[Collected data entries]
┏━━
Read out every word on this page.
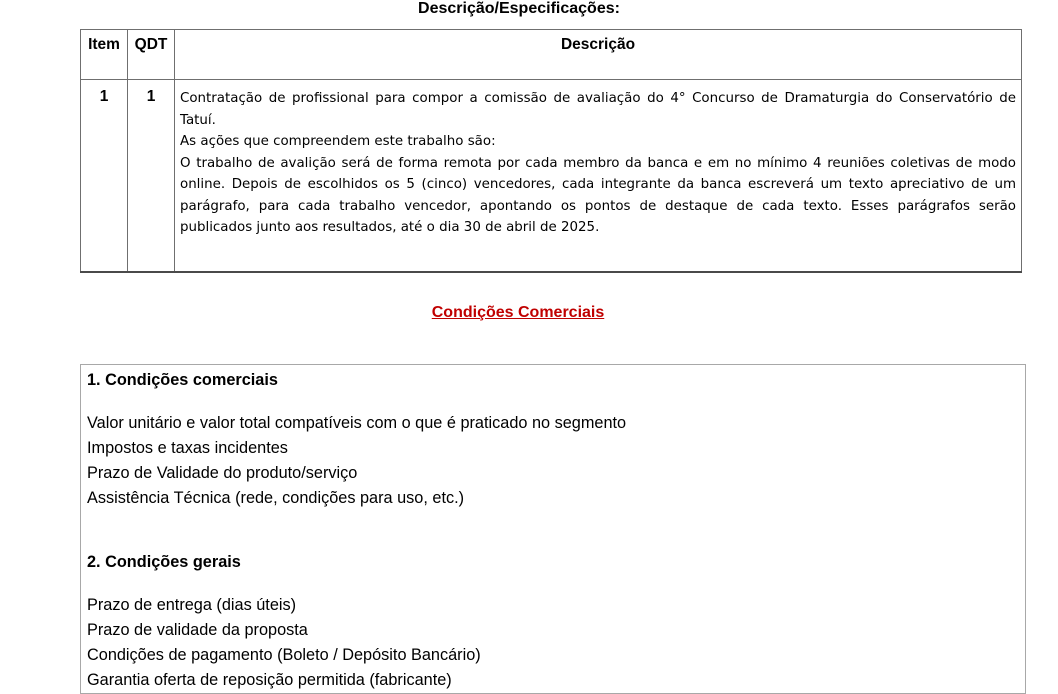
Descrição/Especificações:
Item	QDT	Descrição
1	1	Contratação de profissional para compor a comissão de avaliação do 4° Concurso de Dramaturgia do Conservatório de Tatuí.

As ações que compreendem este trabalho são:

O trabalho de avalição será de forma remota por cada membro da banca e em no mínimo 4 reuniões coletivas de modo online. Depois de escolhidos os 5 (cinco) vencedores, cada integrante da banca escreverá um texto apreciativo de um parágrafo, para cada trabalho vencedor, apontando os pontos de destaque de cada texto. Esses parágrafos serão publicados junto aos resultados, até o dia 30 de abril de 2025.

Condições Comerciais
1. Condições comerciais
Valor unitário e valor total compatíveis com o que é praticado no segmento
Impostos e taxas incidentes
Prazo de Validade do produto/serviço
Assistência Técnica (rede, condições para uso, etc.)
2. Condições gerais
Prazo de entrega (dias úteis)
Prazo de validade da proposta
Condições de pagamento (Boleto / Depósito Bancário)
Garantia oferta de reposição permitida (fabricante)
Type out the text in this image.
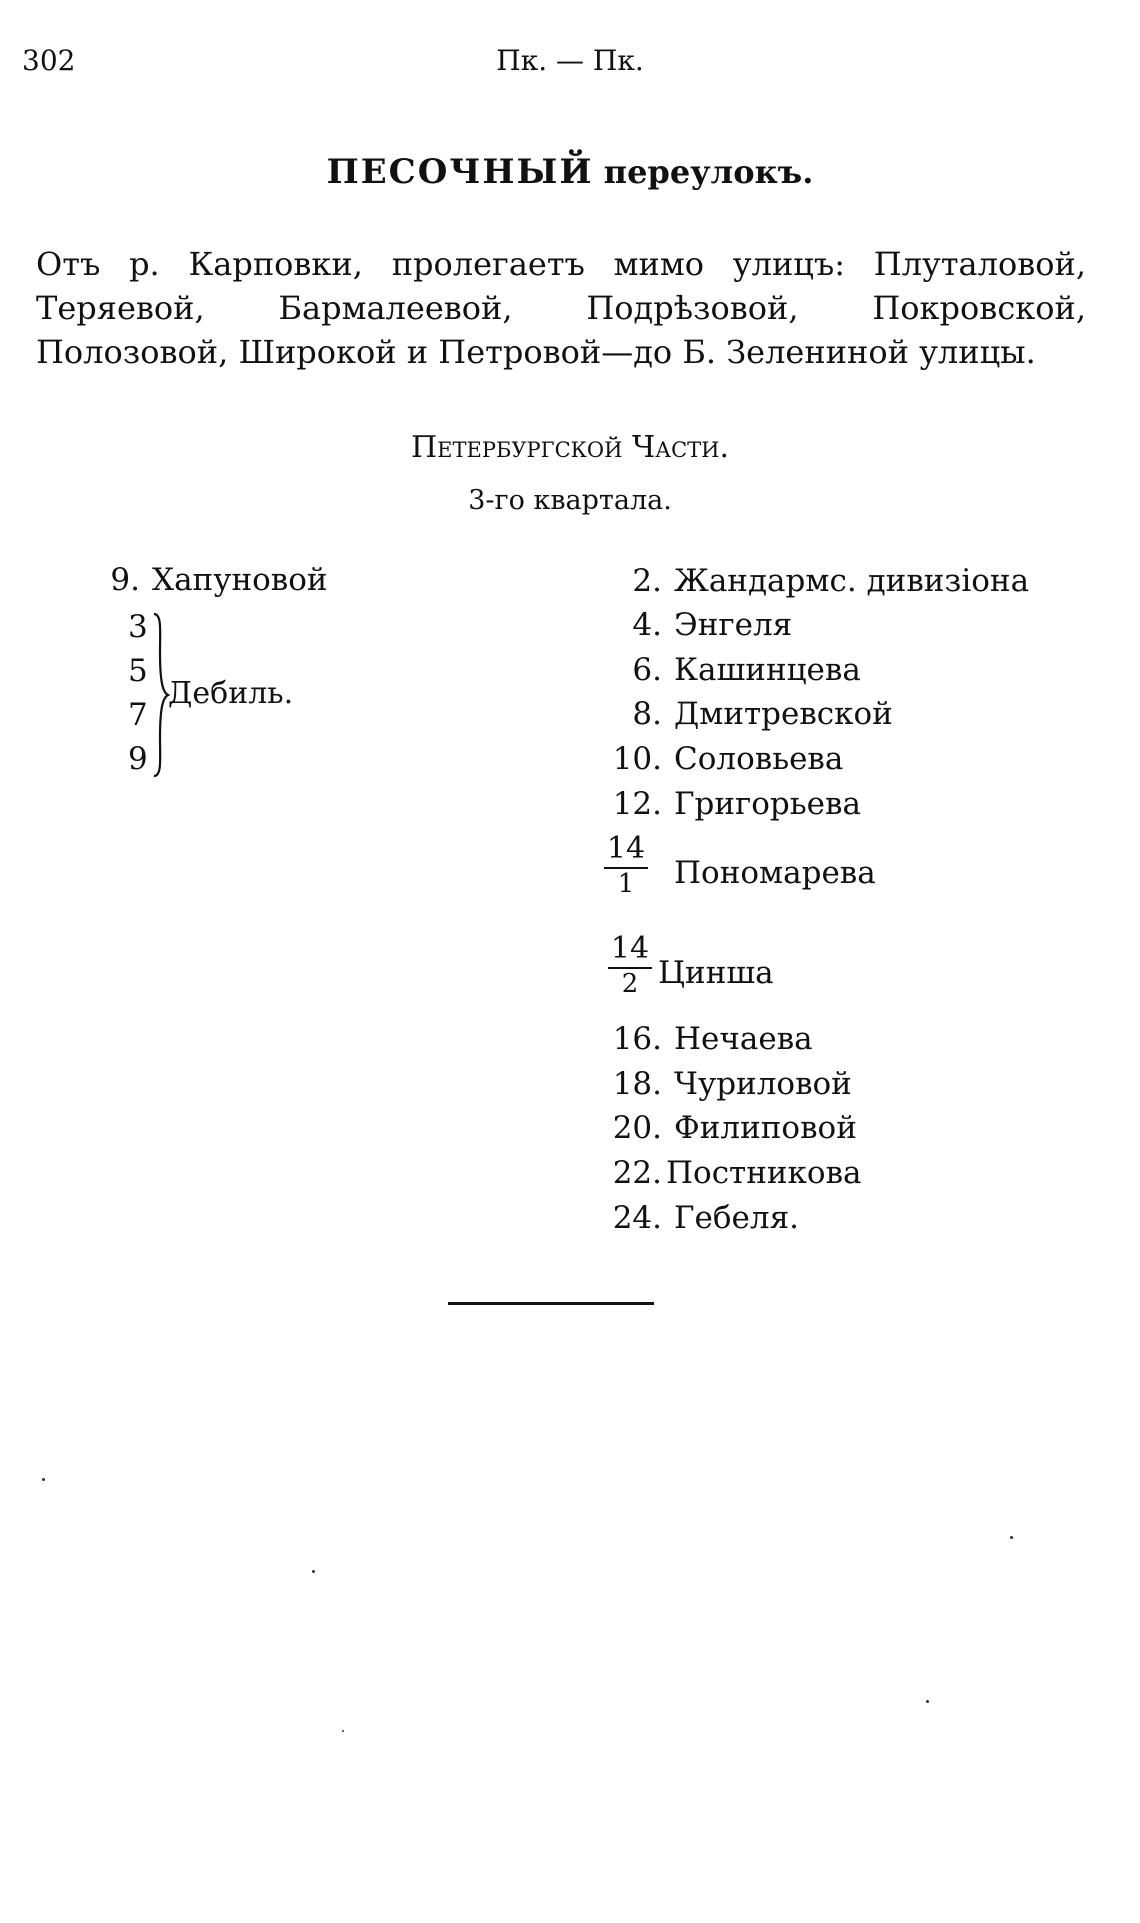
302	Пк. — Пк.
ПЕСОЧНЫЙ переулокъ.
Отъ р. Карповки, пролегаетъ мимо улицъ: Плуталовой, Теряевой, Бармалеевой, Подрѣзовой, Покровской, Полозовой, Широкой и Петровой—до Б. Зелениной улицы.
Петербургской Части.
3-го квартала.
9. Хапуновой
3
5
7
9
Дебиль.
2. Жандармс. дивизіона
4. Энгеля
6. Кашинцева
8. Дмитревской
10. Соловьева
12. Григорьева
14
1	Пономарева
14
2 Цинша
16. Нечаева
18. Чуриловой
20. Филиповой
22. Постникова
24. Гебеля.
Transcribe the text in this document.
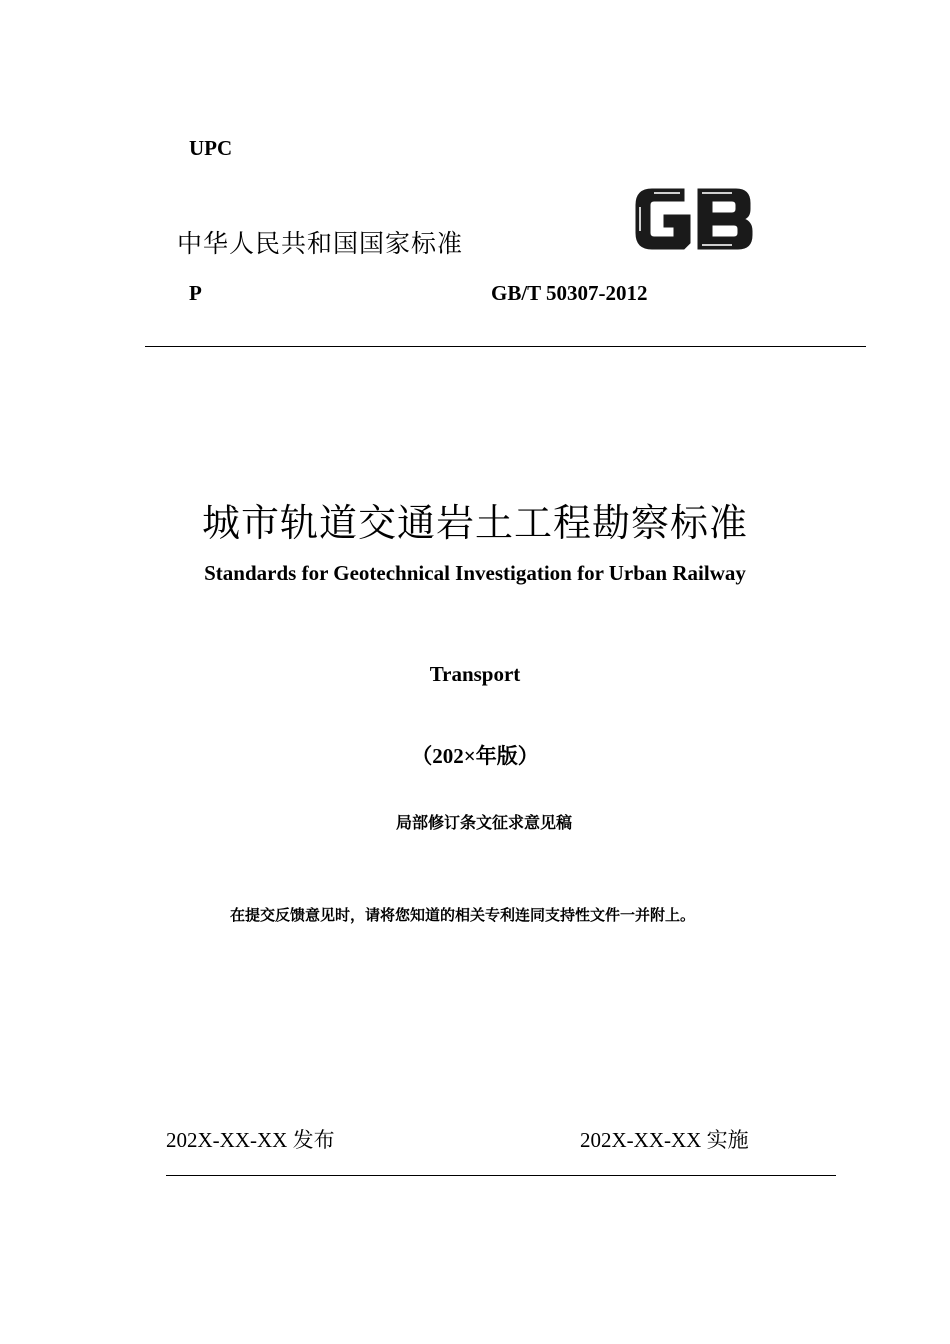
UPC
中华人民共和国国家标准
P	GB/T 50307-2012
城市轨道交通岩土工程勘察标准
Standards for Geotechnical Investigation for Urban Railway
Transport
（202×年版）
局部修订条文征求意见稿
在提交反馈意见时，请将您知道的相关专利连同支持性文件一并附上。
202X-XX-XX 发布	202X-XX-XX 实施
┗━━
» **EXERCISE**
Go through the data above and find the lines with the word "this". Copy each of those lines.

» **WRITTEN SOLUTION**
Read out every word on this page.
Type out the text in this image.
Transcribe the text in this document.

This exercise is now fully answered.